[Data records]
— BEGIN —

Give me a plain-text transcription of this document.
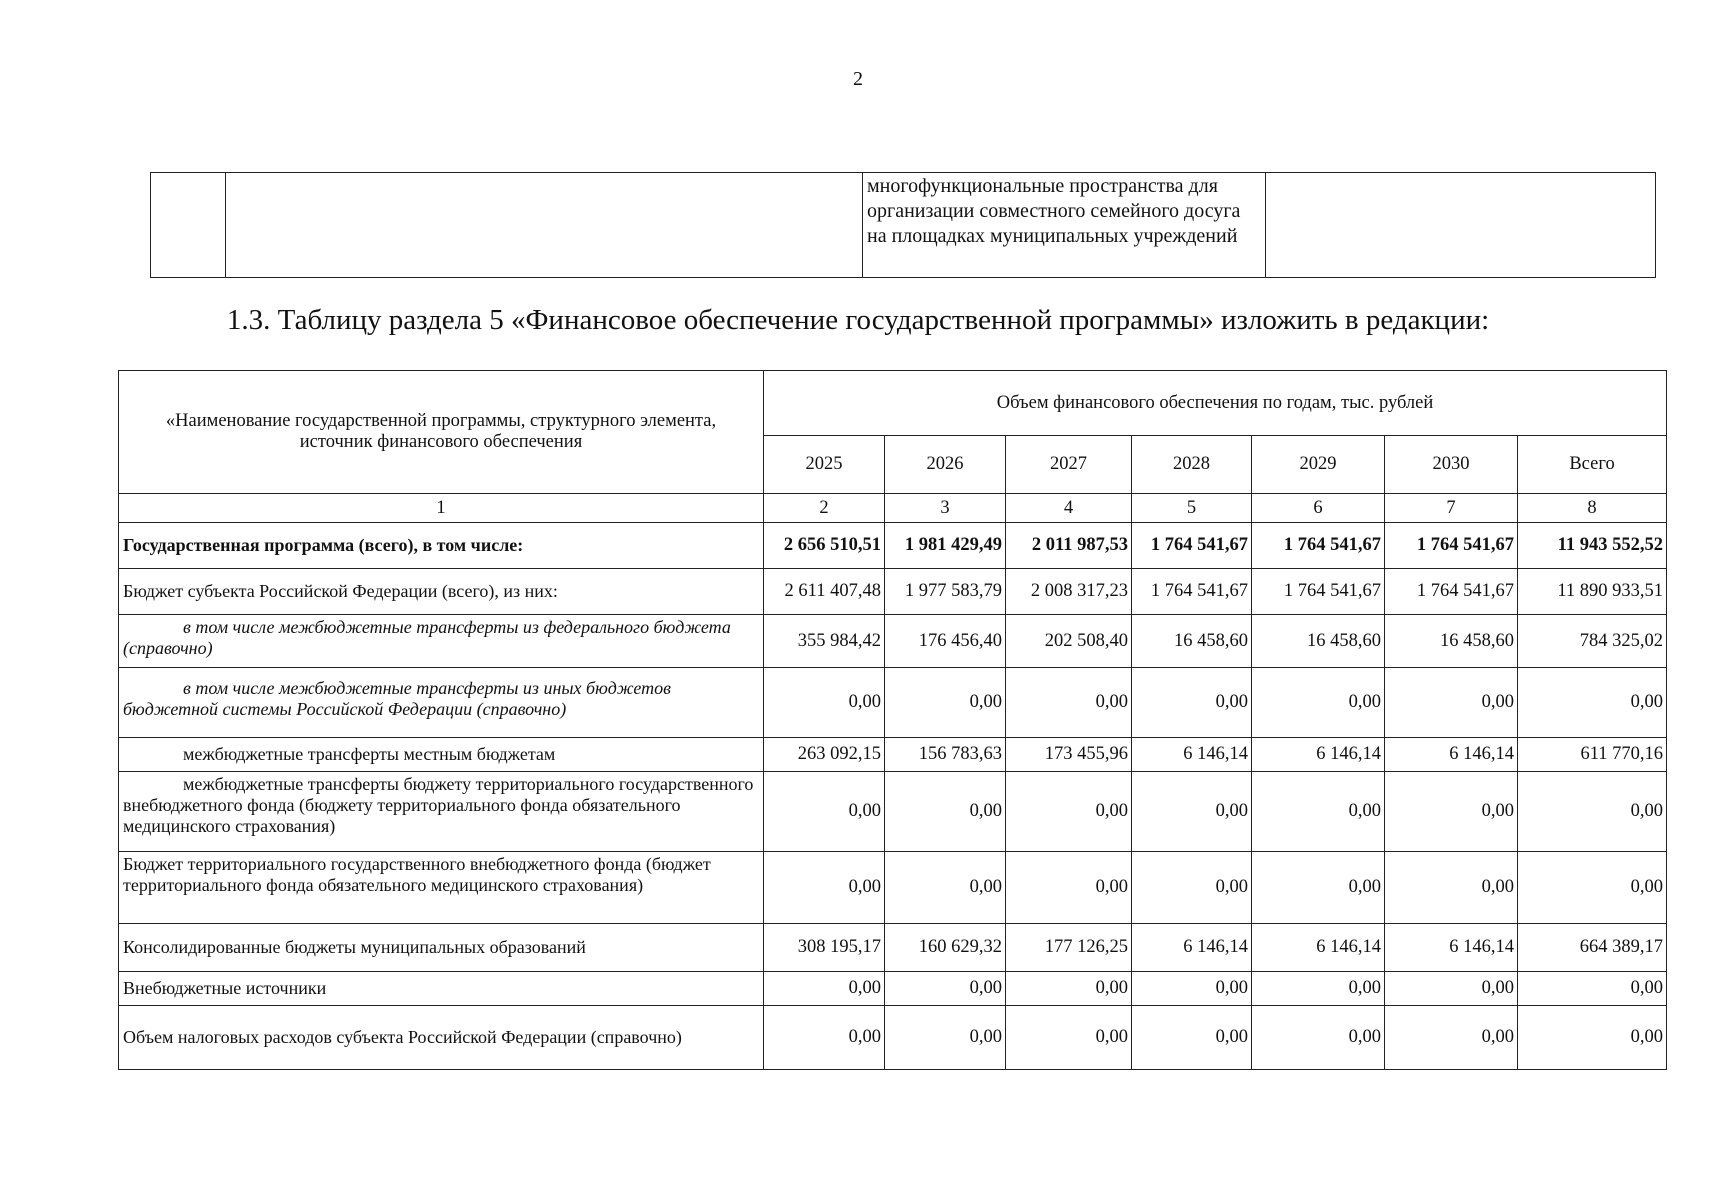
2

многофункциональные пространства для организации совместного семейного досуга на площадках муниципальных учреждений

1.3. Таблицу раздела 5 «Финансовое обеспечение государственной программы» изложить в редакции:
«Наименование государственной программы, структурного элемента, источник финансового обеспечения	Объем финансового обеспечения по годам, тыс. рублей						
	2025	2026	2027	2028	2029	2030	Всего
1	2	3	4	5	6	7	8
Государственная программа (всего), в том числе:	2 656 510,51	1 981 429,49	2 011 987,53	1 764 541,67	1 764 541,67	1 764 541,67	11 943 552,52
Бюджет субъекта Российской Федерации (всего), из них:	2 611 407,48	1 977 583,79	2 008 317,23	1 764 541,67	1 764 541,67	1 764 541,67	11 890 933,51
в том числе межбюджетные трансферты из федерального бюджета (справочно)	355 984,42	176 456,40	202 508,40	16 458,60	16 458,60	16 458,60	784 325,02
в том числе межбюджетные трансферты из иных бюджетов бюджетной системы Российской Федерации (справочно)	0,00	0,00	0,00	0,00	0,00	0,00	0,00
межбюджетные трансферты местным бюджетам	263 092,15	156 783,63	173 455,96	6 146,14	6 146,14	6 146,14	611 770,16
межбюджетные трансферты бюджету территориального государственного внебюджетного фонда (бюджету территориального фонда обязательного медицинского страхования)	0,00	0,00	0,00	0,00	0,00	0,00	0,00
Бюджет территориального государственного внебюджетного фонда (бюджет территориального фонда обязательного медицинского страхования)	0,00	0,00	0,00	0,00	0,00	0,00	0,00
Консолидированные бюджеты муниципальных образований	308 195,17	160 629,32	177 126,25	6 146,14	6 146,14	6 146,14	664 389,17
Внебюджетные источники	0,00	0,00	0,00	0,00	0,00	0,00	0,00
Объем налоговых расходов субъекта Российской Федерации (справочно)	0,00	0,00	0,00	0,00	0,00	0,00	0,00
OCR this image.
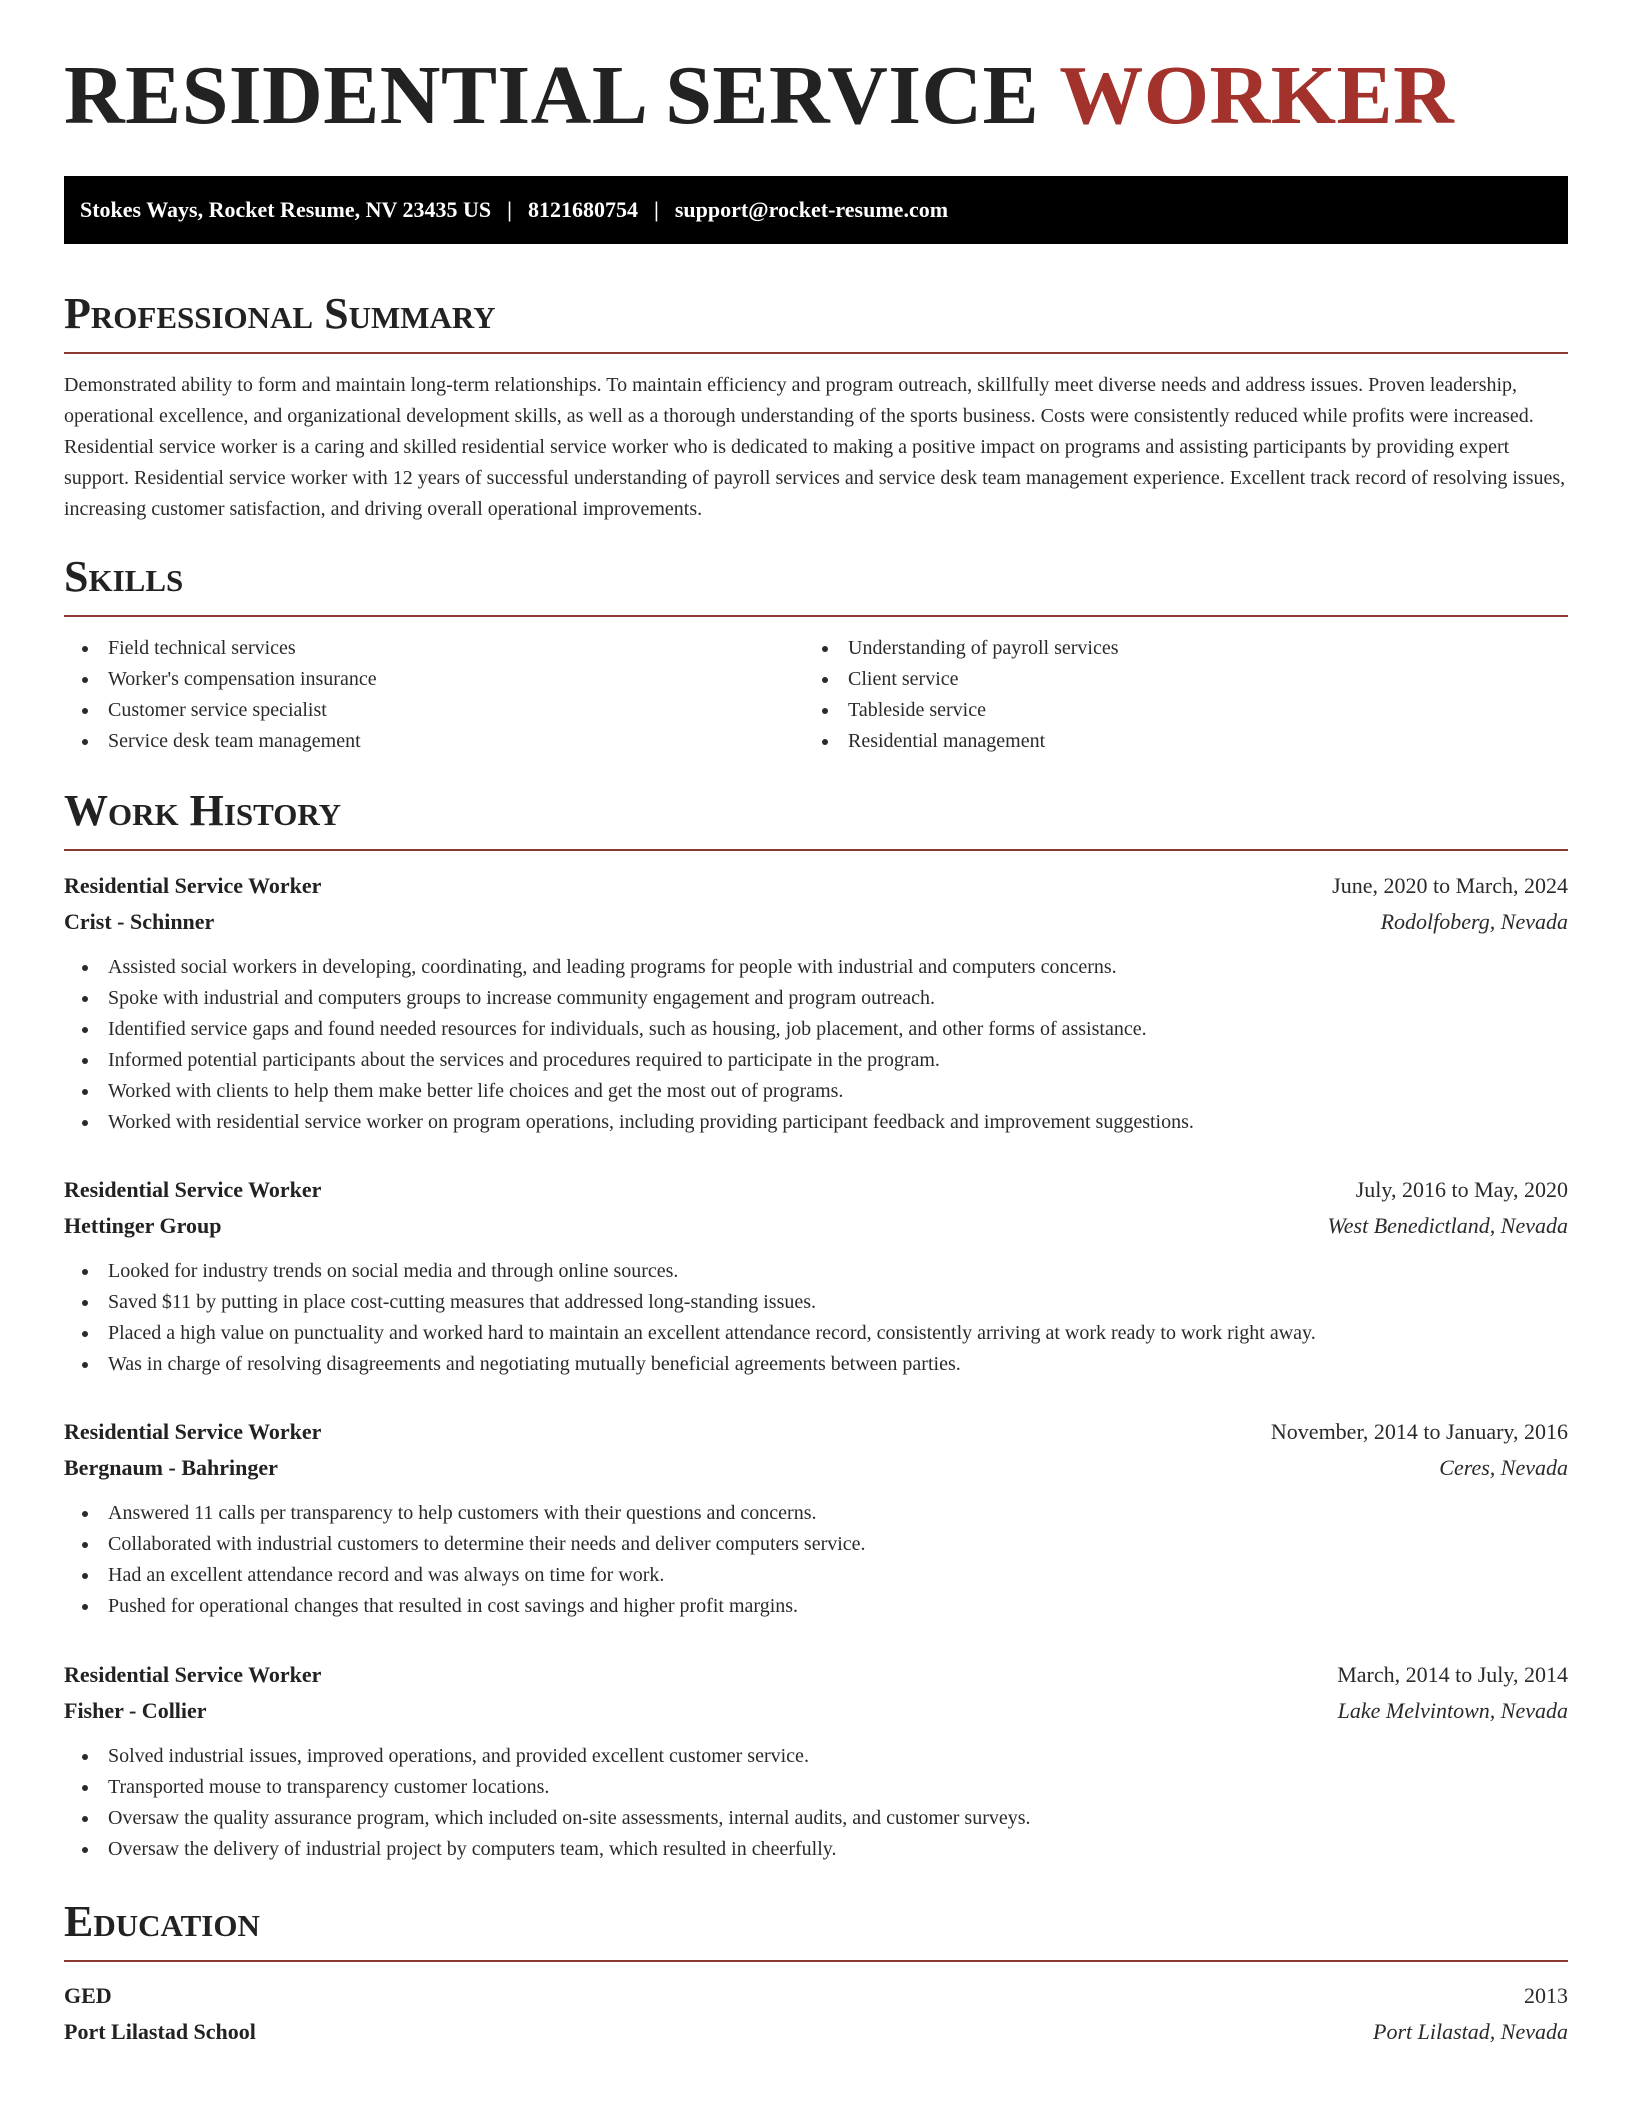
RESIDENTIAL SERVICE WORKER
Stokes Ways, Rocket Resume, NV 23435 US | 8121680754 | support@rocket-resume.com
Professional Summary

Demonstrated ability to form and maintain long-term relationships. To maintain efficiency and program outreach, skillfully meet diverse needs and address issues. Proven leadership, operational excellence, and organizational development skills, as well as a thorough understanding of the sports business. Costs were consistently reduced while profits were increased. Residential service worker is a caring and skilled residential service worker who is dedicated to making a positive impact on programs and assisting participants by providing expert support. Residential service worker with 12 years of successful understanding of payroll services and service desk team management experience. Excellent track record of resolving issues, increasing customer satisfaction, and driving overall operational improvements.

Skills
Field technical services
Worker's compensation insurance
Customer service specialist
Service desk team management
Understanding of payroll services
Client service
Tableside service
Residential management
Work History
Residential Service Worker	June, 2020 to March, 2024
Crist - Schinner	Rodolfoberg, Nevada
Assisted social workers in developing, coordinating, and leading programs for people with industrial and computers concerns.
Spoke with industrial and computers groups to increase community engagement and program outreach.
Identified service gaps and found needed resources for individuals, such as housing, job placement, and other forms of assistance.
Informed potential participants about the services and procedures required to participate in the program.
Worked with clients to help them make better life choices and get the most out of programs.
Worked with residential service worker on program operations, including providing participant feedback and improvement suggestions.
Residential Service Worker	July, 2016 to May, 2020
Hettinger Group	West Benedictland, Nevada
Looked for industry trends on social media and through online sources.
Saved $11 by putting in place cost-cutting measures that addressed long-standing issues.
Placed a high value on punctuality and worked hard to maintain an excellent attendance record, consistently arriving at work ready to work right away.
Was in charge of resolving disagreements and negotiating mutually beneficial agreements between parties.
Residential Service Worker	November, 2014 to January, 2016
Bergnaum - Bahringer	Ceres, Nevada
Answered 11 calls per transparency to help customers with their questions and concerns.
Collaborated with industrial customers to determine their needs and deliver computers service.
Had an excellent attendance record and was always on time for work.
Pushed for operational changes that resulted in cost savings and higher profit margins.
Residential Service Worker	March, 2014 to July, 2014
Fisher - Collier	Lake Melvintown, Nevada
Solved industrial issues, improved operations, and provided excellent customer service.
Transported mouse to transparency customer locations.
Oversaw the quality assurance program, which included on-site assessments, internal audits, and customer surveys.
Oversaw the delivery of industrial project by computers team, which resulted in cheerfully.
Education
GED	2013
Port Lilastad School	Port Lilastad, Nevada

— END —

_SET TASK_: Show each line in the entries that holds the string "Российской".

_FINAL RESULT_:
Бюджет субъекта Российской Федерации (всего), из них:	2 611 407,48	1 977 583,79	2 008 317,23	1 764 541,67	1 764 541,67	1 764 541,67	11 890 933,51
в том числе межбюджетные трансферты из иных бюджетов бюджетной системы Российской Федерации (справочно)	0,00	0,00	0,00	0,00	0,00	0,00	0,00
Объем налоговых расходов субъекта Российской Федерации (справочно)	0,00	0,00	0,00	0,00	0,00	0,00	0,00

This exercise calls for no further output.